Requirement: Only a number is wanted: the count of lines in this listing that contain "structure".

=======

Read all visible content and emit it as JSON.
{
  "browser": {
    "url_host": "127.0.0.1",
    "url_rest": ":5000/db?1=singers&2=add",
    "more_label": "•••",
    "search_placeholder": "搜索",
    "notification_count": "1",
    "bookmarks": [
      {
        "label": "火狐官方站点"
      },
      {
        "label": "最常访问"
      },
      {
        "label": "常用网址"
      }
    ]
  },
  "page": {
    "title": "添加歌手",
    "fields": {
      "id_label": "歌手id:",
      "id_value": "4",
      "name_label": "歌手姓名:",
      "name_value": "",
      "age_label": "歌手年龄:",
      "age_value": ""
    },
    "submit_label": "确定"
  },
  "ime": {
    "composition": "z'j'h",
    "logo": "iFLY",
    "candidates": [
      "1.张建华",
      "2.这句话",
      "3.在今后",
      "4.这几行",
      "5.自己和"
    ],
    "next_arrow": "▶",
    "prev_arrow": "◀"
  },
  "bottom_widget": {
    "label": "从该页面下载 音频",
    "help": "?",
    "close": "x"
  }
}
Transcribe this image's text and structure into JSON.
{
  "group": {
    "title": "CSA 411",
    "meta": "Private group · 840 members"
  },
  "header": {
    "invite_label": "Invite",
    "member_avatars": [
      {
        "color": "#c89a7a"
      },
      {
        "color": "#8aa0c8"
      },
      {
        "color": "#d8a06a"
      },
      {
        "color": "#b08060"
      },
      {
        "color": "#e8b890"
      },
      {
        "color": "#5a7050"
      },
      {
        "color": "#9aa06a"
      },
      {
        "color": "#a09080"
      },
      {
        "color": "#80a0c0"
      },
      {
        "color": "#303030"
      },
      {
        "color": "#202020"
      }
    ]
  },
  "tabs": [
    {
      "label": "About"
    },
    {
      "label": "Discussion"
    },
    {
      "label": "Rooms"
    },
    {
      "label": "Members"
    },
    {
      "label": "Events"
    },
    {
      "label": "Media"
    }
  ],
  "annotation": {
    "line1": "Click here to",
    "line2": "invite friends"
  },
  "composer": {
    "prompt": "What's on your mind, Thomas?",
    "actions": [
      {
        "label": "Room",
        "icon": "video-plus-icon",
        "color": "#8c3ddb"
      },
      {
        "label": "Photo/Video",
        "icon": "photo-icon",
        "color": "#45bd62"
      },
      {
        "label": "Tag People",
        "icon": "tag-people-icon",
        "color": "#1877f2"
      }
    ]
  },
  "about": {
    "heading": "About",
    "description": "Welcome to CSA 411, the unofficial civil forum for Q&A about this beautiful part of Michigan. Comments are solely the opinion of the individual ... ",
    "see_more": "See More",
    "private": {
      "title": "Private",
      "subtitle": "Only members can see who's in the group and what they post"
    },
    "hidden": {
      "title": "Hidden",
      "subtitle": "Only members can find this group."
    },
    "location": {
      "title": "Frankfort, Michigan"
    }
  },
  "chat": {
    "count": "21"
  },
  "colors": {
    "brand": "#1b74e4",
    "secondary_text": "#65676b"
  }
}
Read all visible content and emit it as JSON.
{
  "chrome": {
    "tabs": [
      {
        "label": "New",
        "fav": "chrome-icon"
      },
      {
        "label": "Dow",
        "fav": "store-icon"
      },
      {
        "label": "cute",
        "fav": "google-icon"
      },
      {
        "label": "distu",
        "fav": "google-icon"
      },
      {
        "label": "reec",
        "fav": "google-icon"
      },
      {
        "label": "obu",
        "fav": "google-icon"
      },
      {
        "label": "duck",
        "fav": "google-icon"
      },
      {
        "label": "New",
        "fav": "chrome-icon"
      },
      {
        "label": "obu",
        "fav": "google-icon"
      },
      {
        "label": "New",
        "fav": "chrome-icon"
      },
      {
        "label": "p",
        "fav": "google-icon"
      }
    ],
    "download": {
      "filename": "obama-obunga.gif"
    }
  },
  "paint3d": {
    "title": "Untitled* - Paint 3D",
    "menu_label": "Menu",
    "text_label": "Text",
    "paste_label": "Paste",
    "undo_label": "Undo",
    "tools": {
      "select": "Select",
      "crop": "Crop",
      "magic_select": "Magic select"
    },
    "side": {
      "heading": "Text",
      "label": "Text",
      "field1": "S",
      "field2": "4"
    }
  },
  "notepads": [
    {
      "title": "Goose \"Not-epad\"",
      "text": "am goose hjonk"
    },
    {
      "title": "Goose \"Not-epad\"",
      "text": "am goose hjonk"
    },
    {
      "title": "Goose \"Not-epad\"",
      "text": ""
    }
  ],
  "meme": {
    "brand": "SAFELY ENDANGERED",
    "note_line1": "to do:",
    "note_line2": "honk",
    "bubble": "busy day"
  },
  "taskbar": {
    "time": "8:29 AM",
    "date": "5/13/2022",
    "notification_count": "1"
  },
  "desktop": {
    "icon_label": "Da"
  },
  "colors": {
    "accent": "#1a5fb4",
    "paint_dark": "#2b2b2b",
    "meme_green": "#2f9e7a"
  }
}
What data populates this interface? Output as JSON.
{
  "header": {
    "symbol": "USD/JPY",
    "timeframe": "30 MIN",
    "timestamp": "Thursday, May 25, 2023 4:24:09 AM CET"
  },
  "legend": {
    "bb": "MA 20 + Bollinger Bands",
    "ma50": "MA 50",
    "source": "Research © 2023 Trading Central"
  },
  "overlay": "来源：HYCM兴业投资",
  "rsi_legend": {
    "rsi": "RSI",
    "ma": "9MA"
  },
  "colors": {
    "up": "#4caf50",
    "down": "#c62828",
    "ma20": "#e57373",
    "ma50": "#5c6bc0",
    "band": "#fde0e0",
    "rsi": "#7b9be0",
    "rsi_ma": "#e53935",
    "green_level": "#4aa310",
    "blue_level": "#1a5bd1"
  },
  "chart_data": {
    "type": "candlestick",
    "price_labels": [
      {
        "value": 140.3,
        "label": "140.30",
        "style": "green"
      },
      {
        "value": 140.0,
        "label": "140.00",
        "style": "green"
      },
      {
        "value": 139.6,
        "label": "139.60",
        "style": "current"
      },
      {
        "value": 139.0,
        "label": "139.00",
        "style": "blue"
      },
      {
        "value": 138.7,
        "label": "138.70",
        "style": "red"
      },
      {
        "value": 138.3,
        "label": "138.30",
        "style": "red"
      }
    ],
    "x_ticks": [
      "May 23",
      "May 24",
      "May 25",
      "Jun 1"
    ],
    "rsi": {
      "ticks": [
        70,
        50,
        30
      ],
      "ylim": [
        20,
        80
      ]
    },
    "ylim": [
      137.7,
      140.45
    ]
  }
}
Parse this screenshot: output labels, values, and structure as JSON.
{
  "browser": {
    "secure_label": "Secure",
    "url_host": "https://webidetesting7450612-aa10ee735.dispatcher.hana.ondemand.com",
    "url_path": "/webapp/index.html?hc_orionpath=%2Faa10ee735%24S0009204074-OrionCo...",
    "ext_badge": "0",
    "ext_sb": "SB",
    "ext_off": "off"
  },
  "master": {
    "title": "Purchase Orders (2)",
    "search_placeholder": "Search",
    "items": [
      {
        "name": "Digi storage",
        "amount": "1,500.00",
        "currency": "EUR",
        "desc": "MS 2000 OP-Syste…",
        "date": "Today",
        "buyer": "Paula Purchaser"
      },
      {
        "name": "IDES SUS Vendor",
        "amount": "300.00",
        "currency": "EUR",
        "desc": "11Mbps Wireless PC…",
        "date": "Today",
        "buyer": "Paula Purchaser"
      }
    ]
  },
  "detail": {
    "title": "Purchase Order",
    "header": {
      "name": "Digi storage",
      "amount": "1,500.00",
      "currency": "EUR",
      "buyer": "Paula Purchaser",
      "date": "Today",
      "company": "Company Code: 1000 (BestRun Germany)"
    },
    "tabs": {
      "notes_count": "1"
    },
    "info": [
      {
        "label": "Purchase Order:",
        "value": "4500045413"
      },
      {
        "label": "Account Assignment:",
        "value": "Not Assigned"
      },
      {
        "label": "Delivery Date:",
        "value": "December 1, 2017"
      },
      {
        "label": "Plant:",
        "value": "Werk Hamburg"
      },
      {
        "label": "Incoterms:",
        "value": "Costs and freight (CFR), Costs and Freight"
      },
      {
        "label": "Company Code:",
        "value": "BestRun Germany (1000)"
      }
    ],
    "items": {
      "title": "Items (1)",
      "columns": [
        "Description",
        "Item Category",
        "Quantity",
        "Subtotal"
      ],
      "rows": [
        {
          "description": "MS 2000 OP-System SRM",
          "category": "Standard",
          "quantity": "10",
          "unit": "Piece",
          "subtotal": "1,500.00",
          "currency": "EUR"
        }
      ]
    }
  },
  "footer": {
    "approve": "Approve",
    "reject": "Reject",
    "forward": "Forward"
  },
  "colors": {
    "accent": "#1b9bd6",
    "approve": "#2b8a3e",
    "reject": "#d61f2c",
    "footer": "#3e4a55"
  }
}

=======

Answer below: 2